Data for this task

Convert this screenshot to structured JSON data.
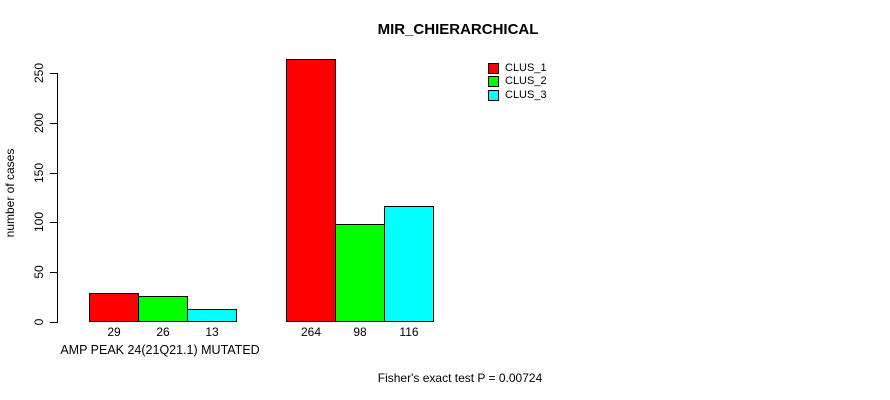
{
  "chart_data": {
    "type": "bar",
    "title": "MIR_CHIERARCHICAL",
    "xlabel": "AMP PEAK 24(21Q21.1) MUTATED",
    "ylabel": "number of cases",
    "categories": [
      "AMP PEAK 24(21Q21.1) MUTATED",
      ""
    ],
    "series": [
      {
        "name": "CLUS_1",
        "color": "#FF0000",
        "values": [
          29,
          264
        ]
      },
      {
        "name": "CLUS_2",
        "color": "#00FF00",
        "values": [
          26,
          98
        ]
      },
      {
        "name": "CLUS_3",
        "color": "#00FFFF",
        "values": [
          13,
          116
        ]
      }
    ],
    "yticks": [
      0,
      50,
      100,
      150,
      200,
      250
    ],
    "ylim": [
      0,
      250
    ],
    "bar_value_labels_shown": true,
    "legend_position": "top-right",
    "grid": false,
    "annotation": "Fisher's exact test P = 0.00724"
  }
}
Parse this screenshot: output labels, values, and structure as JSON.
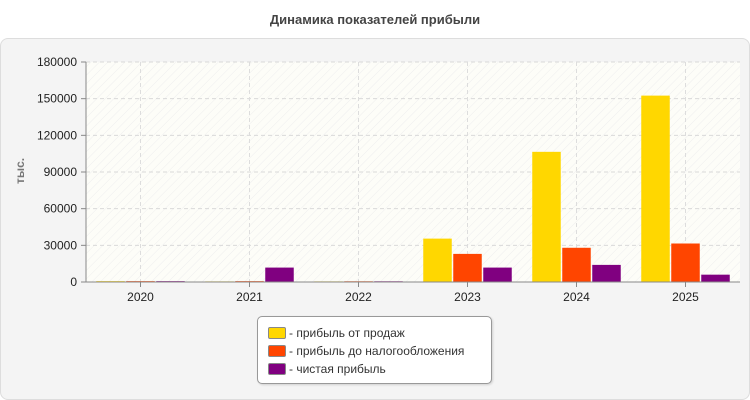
{
  "chart_data": {
    "type": "bar",
    "title": "Динамика показателей прибыли",
    "ylabel": "тыс.",
    "xlabel": "",
    "categories": [
      "2020",
      "2021",
      "2022",
      "2023",
      "2024",
      "2025"
    ],
    "ylim": [
      0,
      180000
    ],
    "yticks": [
      "0",
      "30000",
      "60000",
      "90000",
      "120000",
      "150000",
      "180000"
    ],
    "grid": true,
    "legend_position": "bottom-center",
    "series": [
      {
        "name": "- прибыль от продаж",
        "color": "#FFD700",
        "values": [
          700,
          500,
          500,
          35500,
          106500,
          152500
        ]
      },
      {
        "name": "- прибыль до налогообложения",
        "color": "#FF4500",
        "values": [
          700,
          700,
          600,
          23000,
          28000,
          31500
        ]
      },
      {
        "name": "- чистая прибыль",
        "color": "#800080",
        "values": [
          700,
          11800,
          600,
          11800,
          14000,
          6000
        ]
      }
    ]
  }
}
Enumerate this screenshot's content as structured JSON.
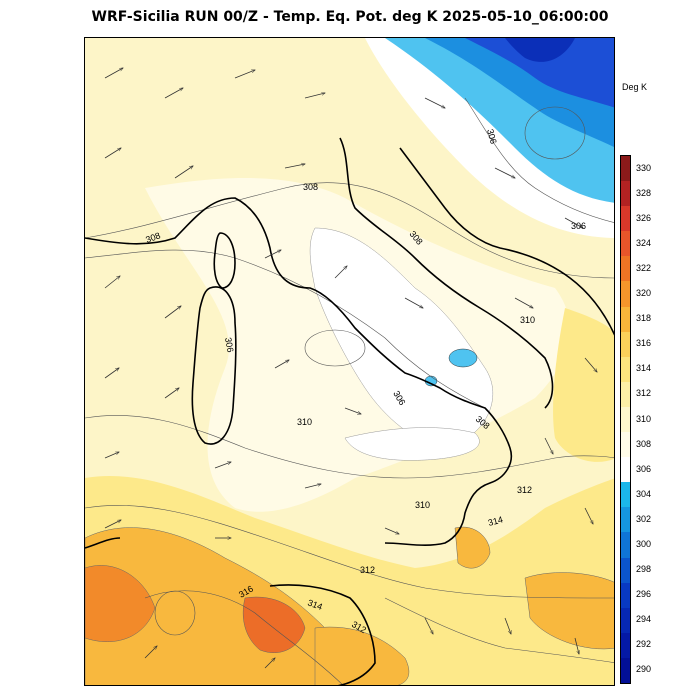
{
  "header": {
    "title": "WRF-Sicilia RUN 00/Z - Temp. Eq. Pot. deg K 2025-05-10_06:00:00"
  },
  "colorbar": {
    "units": "Deg K",
    "levels": [
      "330",
      "328",
      "326",
      "324",
      "322",
      "320",
      "318",
      "316",
      "314",
      "312",
      "310",
      "308",
      "306",
      "304",
      "302",
      "300",
      "298",
      "296",
      "294",
      "292",
      "290"
    ],
    "colors": [
      "#8b1a1a",
      "#b22222",
      "#d9382a",
      "#e8552a",
      "#ef7424",
      "#f5952b",
      "#f8b53a",
      "#fbd15a",
      "#fce57e",
      "#fdf0a6",
      "#fef8cd",
      "#fffce8",
      "#ffffff",
      "#1bb7ea",
      "#1596e0",
      "#0f75d6",
      "#0b55cc",
      "#0839c2",
      "#0628b4",
      "#0419a6",
      "#020f96"
    ]
  },
  "map": {
    "contour_labels": [
      "306",
      "306",
      "308",
      "308",
      "308",
      "306",
      "310",
      "310",
      "306",
      "308",
      "310",
      "312",
      "314",
      "312",
      "316",
      "314",
      "312"
    ],
    "colors": {
      "background": "#fdf5c8",
      "pale": "#fffbe6",
      "white": "#ffffff",
      "yellow": "#fde98a",
      "orange": "#f8b83e",
      "dark_orange": "#f28a2a",
      "red_orange": "#ec6d28",
      "blue_light": "#4fc3f0",
      "blue_mid": "#1c8fe0",
      "blue_dark": "#1c4fd6",
      "navy": "#0b2fb8"
    }
  }
}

Given request
Pull out every line in the material above where "screenshot" occurs.

Task solution
Convert this screenshot to structured JSON data.
Parse this screenshot: output labels, values, and structure as JSON.
Enumerate this screenshot's content as structured JSON.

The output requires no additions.